Data supplied
◆ ◆ ◆ ◆ ◆ ◆ ◆

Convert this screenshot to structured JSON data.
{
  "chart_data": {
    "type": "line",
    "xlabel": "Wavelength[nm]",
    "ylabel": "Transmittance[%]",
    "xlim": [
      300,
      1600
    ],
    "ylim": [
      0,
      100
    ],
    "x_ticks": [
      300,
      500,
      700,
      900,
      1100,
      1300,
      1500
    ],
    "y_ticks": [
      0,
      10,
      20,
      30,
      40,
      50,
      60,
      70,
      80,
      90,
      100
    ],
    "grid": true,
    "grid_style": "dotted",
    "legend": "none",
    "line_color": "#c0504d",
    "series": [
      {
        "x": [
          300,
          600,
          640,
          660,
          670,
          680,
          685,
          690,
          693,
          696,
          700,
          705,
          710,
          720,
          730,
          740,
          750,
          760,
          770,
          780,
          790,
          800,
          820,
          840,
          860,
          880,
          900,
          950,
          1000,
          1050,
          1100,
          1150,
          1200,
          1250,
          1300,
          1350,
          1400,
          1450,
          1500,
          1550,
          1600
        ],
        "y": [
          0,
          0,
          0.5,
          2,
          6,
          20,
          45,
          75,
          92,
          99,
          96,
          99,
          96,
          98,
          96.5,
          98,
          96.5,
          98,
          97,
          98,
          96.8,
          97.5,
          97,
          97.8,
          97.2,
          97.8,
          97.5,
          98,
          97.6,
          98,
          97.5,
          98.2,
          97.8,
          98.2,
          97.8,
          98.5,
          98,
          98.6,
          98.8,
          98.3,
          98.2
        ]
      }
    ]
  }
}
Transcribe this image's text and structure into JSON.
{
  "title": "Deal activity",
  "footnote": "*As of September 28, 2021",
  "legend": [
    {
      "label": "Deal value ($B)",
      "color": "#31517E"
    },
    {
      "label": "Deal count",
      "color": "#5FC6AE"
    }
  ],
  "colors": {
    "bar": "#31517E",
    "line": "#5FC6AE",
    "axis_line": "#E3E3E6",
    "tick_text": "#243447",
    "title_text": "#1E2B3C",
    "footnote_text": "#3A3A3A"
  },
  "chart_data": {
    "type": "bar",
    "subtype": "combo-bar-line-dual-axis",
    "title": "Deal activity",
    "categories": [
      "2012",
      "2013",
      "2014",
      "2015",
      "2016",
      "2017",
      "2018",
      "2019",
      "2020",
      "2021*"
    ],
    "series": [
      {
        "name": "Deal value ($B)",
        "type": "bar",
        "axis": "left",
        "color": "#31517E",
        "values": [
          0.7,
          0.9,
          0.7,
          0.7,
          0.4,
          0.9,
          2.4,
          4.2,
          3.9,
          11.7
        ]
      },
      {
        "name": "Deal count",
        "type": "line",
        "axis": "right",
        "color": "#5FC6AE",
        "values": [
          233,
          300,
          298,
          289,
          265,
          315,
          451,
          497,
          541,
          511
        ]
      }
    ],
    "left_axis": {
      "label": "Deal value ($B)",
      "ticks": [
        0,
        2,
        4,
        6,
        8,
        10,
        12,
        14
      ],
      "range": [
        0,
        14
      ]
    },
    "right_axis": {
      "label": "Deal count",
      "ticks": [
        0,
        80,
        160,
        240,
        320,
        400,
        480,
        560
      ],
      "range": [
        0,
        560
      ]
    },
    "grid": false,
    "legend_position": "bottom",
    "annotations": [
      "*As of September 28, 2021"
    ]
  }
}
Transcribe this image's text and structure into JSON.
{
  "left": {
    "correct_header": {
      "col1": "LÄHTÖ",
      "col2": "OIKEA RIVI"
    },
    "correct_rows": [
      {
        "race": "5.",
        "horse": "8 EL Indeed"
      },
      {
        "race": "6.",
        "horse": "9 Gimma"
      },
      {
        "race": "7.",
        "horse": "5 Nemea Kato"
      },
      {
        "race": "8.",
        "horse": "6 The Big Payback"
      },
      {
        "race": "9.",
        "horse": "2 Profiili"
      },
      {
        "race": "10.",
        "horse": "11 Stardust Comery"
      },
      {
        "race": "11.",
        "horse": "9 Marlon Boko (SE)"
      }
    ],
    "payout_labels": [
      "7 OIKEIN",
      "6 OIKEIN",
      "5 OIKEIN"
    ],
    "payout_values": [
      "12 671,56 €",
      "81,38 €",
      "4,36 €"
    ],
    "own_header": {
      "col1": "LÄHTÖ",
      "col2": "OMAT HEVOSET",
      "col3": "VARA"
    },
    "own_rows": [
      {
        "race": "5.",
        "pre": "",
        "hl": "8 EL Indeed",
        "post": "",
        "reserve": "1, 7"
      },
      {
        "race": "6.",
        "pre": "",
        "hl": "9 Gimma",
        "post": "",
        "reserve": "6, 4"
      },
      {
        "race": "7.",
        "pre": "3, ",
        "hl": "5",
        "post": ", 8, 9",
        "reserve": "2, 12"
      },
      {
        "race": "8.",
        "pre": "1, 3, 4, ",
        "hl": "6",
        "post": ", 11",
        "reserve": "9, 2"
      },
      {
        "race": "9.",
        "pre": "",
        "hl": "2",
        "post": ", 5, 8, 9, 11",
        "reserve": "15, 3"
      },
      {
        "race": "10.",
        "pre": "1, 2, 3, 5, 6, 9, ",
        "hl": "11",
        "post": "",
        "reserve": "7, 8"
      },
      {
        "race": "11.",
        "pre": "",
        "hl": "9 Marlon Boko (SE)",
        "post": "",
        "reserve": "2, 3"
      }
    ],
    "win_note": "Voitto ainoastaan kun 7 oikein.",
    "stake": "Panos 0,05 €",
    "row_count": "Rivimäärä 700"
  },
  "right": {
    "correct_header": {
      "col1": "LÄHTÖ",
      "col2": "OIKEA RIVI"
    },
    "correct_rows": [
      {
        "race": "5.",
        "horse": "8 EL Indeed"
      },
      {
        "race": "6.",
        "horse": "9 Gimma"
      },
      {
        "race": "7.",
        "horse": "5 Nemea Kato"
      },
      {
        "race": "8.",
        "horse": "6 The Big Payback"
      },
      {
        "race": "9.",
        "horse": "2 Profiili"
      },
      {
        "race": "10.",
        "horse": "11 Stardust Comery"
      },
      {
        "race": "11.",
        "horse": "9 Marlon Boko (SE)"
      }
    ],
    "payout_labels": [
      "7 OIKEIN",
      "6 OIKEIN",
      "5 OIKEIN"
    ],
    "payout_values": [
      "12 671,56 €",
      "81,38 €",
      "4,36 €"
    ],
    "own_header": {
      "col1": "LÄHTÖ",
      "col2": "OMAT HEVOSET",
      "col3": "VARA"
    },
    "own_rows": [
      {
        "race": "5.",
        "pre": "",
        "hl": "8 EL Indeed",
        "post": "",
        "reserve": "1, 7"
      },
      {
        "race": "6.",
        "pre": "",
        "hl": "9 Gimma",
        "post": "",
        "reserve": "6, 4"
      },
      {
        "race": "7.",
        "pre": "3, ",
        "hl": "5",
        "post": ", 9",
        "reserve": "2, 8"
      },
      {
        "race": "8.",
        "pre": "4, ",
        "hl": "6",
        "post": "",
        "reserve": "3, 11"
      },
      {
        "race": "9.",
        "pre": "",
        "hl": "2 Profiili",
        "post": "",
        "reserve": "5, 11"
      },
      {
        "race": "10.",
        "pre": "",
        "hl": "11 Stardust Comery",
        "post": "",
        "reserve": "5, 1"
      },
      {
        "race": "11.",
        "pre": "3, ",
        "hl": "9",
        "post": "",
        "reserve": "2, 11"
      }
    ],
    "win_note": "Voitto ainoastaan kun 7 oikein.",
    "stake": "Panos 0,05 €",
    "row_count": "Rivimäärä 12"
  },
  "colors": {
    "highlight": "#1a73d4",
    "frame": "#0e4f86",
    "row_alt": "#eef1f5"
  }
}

◆ ◆ ◆ ◆ ◆ ◆ ◆

Stated goal
Take every line that includes the string "activity" and copy it.

Solution to this exercise
  "title": "Deal activity",
    "title": "Deal activity",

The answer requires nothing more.